Aufgabe A: In der Forumsdiskussion zum Bilderticker nennt Tobias Menzel DIVs, die per JS neu positioniert werden. Welche Funktion gehört für ihn noch dazu?
Aufgabe B: Stimmen diese Aussagen mit der Forumsdiskussion zum Bilderticker überein? Antworte jeweils mit Ja oder Nein und zitiere die entscheidenden Worte genau. (i) Sven möchte, dass die Bilder von links nach rechts laufen. (ii) Tobias Menzel findet, dass Editoren wie Dreamweaver zu viel Code erzeugen. (iii) In dem Thread, den Sven im Forum gefunden hat, wurde das Problem gelöst.
Aufgabe C: Gib aus der Forumsdiskussion zum Bilderticker den Abschnitt von „- ich habe verschiedene“ bis einschließlich „für Eure Hilfe......“ wortgetreu wieder.

Ausgewählter Auszug:
******
# Bilderticker mit Javascript



## SvenKrüger (18. November 2004)

Hallo Leute,

ich bins mal wieder und ich habe ein Problem. Ich weiß dass ich mit Flash Bilder faden kann bzw. sie in Form eines Tickers laufenlassen kann. 

Jetzt meine Frage, ist sowas auch mit Java möglich ? Es gibt ja die Möglichkeit einen Text als Newsticker laufen zu lassen, jetzt würde ich das ganze gerne mit Bildern machen und als Steigerung sollen noch ein onMouseover - Effekt dazu....  

Ich beschreibe am Besten nochmal genauer wie das ganze aussehen soll :

- ich habe verschiedene Bilder
- diese sollen in einem bestimmten Rahmen von rechts nach links laufen
- wenn ich mit der Maus über die Bilder gehe soll das Bild klar erkennbar sein

Vielen Dank im Vorraus für Eure Hilfe......

Sven


----------



## Tobias Menzel (18. November 2004)

Hi,

ja, geht; mit DIVs, die per JS neu positioniert werden und einer setTimeOut (bzw. setInterval) - Funktion. Wurde hier im Forum auch schon mal gepostet - wenn Du suchst,, findest Du den Thread bestimmt.  Editoren wie Dreamweaver ermöglichen derartiges auch per Mausklick und einer Zeitleiste, erzeugen für meinen Geschmack aber zu viel (unnötigen) Code.

Gruß

P.S.: JAVA != JavaScript!
.


----------



## SvenKrüger (18. November 2004)

Datic hat gesagt.:
			
		

> Hi,
> 
> Editoren wie Dreamweaver ermöglichen derartiges auch per Mausklick und einer Zeitleiste, erzeugen für meinen Geschmack aber zu viel (unnötigen) Code.
> 
> ...



Vielen Dank erstmal für Deinen Tip, wobei ich ehrlich gesagt mit Deiner Hilfe nicht wirklich viel anfangen kann, dafür habe ich doch zu wenig Ahnung..... :-( 

Ich habe aufgrund Deines Stichwortes mal hier im Forum gesucht und bin fündig geworden, nur leider ist das Problem in dem Tread nicht gelöst worden, lediglich ein ansatz wurde gegeben....
******
Bereitgestellte Daten:
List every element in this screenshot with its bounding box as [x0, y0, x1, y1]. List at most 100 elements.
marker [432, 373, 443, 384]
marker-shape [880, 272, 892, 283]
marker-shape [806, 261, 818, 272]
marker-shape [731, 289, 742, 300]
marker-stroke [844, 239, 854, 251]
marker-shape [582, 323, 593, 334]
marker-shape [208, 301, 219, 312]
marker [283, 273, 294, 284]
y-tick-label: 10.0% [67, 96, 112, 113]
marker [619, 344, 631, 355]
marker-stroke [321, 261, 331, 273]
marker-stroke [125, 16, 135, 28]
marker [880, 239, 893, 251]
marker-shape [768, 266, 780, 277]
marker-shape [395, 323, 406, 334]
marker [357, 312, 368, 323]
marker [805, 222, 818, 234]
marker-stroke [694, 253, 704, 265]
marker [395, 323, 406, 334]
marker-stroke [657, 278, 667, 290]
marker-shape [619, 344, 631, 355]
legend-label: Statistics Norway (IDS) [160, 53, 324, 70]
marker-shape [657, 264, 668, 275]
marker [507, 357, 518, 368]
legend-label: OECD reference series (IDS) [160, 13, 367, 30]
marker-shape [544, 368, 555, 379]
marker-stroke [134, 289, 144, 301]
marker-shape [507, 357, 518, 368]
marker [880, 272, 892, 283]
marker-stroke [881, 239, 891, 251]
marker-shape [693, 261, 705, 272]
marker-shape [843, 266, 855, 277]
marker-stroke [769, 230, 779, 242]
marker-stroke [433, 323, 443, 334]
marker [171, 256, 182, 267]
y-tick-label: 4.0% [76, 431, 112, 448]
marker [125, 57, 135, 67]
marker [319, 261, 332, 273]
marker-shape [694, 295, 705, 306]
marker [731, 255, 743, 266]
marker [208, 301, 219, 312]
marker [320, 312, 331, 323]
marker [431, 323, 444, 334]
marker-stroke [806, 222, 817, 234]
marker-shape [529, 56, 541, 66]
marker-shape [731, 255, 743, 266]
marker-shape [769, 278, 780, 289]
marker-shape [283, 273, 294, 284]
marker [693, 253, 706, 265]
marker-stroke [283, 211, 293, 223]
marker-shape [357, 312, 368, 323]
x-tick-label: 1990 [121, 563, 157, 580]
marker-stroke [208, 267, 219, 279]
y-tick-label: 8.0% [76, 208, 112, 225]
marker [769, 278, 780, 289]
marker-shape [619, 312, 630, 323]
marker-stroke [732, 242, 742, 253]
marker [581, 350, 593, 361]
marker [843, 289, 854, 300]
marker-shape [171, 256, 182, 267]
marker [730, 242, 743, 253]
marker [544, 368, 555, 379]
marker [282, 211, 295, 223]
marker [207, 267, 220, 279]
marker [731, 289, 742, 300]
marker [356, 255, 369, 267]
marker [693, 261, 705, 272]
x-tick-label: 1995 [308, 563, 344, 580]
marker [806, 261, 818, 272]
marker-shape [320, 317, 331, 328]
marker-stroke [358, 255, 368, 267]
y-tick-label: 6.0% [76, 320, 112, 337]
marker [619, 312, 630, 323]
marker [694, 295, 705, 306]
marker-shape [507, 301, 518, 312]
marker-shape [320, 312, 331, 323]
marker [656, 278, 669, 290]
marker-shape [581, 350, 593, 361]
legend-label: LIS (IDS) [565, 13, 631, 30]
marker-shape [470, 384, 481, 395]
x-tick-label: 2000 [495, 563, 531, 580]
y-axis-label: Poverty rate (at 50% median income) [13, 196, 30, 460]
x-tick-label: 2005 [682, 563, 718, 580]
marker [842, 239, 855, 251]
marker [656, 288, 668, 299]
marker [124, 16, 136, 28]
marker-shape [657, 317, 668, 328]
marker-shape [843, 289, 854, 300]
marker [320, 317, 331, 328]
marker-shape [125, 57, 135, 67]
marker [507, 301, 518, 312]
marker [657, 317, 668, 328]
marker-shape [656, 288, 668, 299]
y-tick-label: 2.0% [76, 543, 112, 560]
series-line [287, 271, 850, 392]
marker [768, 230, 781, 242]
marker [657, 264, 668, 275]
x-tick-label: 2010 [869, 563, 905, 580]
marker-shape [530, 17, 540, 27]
******
Lösung A: Eine setTimeOut- bzw. setInterval-Funktion.

Lösung B:
(i) Nein: „diese sollen in einem bestimmten Rahmen von rechts nach links laufen“
(ii) Ja: „erzeugen für meinen Geschmack aber zu viel (unnötigen) Code“
(iii) Nein: „nur leider ist das Problem in dem Tread nicht gelöst worden“

Lösung C:
- ich habe verschiedene Bilder
- diese sollen in einem bestimmten Rahmen von rechts nach links laufen
- wenn ich mit der Maus über die Bilder gehe soll das Bild klar erkennbar sein

Vielen Dank im Vorraus für Eure Hilfe......